# [TASK DIRECTIONS]
For every line in the records that has the word "huvudmännen", make a copy.

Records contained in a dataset
*** Begin section ***

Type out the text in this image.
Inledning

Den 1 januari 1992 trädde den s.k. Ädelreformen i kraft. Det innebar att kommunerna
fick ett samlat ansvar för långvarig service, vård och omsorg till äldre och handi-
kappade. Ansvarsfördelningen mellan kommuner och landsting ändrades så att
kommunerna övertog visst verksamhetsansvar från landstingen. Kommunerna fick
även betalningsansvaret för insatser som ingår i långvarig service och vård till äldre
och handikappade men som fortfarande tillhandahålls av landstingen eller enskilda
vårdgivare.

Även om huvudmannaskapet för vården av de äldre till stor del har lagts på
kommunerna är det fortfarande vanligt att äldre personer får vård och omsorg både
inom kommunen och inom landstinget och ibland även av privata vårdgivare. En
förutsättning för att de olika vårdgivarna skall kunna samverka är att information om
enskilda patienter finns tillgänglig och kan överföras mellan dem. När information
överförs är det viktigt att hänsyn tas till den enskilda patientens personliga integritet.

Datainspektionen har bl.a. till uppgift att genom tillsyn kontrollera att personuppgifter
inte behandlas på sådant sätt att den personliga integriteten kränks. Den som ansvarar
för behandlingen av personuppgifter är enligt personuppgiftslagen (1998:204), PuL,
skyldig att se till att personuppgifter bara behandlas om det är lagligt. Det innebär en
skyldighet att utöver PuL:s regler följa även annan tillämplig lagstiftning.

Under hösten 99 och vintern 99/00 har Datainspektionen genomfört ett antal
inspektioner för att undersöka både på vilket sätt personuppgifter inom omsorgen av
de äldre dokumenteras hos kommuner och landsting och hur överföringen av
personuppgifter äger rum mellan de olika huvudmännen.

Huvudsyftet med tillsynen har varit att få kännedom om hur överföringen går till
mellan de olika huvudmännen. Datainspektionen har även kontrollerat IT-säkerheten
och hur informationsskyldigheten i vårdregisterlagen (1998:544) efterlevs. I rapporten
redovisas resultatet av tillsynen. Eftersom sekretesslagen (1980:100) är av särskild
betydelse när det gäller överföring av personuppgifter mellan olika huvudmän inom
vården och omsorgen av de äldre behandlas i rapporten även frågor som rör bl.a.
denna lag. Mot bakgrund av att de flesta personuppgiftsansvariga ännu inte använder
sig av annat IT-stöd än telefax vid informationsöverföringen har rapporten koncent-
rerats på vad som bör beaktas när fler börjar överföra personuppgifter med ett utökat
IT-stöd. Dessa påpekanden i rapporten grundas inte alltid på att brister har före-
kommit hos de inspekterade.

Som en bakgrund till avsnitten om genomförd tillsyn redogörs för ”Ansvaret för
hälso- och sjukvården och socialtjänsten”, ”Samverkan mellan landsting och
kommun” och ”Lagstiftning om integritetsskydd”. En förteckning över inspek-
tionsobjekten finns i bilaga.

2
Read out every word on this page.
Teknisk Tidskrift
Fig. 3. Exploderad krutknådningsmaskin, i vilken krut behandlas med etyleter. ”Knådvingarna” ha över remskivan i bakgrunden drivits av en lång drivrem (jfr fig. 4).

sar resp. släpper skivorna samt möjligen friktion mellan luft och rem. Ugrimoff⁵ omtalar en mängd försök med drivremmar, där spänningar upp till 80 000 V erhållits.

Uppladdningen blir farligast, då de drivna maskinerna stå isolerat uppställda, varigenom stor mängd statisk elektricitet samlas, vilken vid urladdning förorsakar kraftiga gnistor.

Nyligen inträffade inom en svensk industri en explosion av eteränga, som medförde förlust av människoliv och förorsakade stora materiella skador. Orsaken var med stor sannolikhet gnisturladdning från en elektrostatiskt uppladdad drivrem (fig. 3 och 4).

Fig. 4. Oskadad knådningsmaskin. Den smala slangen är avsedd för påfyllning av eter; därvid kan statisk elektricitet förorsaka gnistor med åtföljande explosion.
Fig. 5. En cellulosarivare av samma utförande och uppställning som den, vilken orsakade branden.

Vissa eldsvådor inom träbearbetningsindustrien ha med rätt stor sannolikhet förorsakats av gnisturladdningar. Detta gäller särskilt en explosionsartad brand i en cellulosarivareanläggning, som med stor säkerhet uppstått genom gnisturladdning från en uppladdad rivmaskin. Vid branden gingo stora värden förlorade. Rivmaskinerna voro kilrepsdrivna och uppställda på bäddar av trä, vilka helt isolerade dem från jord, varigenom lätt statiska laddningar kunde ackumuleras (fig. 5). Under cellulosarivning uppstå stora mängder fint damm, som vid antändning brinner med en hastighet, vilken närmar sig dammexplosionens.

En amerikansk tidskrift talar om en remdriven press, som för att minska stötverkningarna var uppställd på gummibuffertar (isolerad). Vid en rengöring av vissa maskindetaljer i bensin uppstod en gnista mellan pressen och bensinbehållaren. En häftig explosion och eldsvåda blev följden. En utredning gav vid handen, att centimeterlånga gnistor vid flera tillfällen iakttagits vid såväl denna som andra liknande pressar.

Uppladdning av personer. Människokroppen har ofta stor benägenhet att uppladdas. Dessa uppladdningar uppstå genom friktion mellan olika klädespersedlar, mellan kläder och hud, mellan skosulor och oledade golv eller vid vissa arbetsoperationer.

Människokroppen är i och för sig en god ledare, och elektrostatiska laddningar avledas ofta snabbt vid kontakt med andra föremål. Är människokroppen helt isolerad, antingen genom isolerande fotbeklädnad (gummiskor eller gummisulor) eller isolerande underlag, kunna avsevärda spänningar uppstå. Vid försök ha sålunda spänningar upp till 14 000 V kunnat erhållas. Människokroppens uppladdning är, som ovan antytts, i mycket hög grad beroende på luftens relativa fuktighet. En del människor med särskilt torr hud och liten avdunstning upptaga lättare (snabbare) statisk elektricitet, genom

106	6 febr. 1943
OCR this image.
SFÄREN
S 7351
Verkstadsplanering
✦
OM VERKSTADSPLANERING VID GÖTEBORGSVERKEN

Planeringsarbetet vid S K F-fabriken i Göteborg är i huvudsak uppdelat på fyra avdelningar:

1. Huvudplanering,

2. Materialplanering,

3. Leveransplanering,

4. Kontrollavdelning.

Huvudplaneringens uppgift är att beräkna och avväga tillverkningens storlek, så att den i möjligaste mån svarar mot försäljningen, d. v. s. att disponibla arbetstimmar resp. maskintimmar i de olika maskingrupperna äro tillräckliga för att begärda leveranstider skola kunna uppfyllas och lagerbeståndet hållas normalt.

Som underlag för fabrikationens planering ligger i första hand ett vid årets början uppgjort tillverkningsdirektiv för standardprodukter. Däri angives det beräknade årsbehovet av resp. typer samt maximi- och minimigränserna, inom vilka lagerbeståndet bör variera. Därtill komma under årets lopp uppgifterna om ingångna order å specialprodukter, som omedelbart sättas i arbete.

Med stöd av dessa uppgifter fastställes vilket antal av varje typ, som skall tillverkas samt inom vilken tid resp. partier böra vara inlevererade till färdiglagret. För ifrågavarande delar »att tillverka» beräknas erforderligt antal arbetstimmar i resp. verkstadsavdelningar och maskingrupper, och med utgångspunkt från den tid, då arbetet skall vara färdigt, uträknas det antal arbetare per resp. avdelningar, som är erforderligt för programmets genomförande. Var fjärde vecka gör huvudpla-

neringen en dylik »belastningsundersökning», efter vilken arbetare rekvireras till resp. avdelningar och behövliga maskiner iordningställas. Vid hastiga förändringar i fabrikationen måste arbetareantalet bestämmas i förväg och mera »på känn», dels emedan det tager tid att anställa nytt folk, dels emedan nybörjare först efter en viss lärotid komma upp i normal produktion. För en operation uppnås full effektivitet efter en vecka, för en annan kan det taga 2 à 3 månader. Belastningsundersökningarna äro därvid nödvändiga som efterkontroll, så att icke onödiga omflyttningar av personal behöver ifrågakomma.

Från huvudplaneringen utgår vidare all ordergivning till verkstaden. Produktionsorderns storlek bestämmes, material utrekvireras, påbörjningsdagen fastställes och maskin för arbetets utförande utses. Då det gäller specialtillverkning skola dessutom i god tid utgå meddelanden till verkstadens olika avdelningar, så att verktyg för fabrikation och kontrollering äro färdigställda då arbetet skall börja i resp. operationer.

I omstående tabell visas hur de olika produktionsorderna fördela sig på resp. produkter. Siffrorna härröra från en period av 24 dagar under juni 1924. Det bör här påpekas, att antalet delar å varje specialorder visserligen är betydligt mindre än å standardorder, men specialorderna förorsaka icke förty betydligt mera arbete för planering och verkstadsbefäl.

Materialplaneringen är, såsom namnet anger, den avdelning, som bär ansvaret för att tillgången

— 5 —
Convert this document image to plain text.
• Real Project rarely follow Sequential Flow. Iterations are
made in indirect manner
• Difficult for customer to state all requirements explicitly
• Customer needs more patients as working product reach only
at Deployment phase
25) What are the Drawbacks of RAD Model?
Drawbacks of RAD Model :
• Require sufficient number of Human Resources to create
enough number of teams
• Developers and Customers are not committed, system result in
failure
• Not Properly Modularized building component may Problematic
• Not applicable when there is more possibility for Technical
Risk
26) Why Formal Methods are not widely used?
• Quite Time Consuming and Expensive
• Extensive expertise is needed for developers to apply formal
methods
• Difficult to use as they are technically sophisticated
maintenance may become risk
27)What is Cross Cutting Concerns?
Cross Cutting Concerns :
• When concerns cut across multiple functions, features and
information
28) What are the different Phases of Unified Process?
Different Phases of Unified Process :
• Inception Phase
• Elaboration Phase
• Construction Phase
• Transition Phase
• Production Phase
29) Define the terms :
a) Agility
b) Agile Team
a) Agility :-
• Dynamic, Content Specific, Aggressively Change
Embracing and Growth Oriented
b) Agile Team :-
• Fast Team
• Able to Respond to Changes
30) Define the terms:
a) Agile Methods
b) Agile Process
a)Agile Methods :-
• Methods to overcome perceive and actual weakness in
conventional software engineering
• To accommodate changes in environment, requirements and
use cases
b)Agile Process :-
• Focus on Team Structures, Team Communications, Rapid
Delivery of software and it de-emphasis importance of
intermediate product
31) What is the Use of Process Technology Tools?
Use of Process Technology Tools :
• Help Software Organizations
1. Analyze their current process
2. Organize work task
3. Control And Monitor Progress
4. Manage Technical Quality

*** End section ***

# [PROBLEM SOLUTION]
personuppgifter äger rum mellan de olika huvudmännen.
mellan de olika huvudmännen. Datainspektionen har även kontrollerat IT-säkerheten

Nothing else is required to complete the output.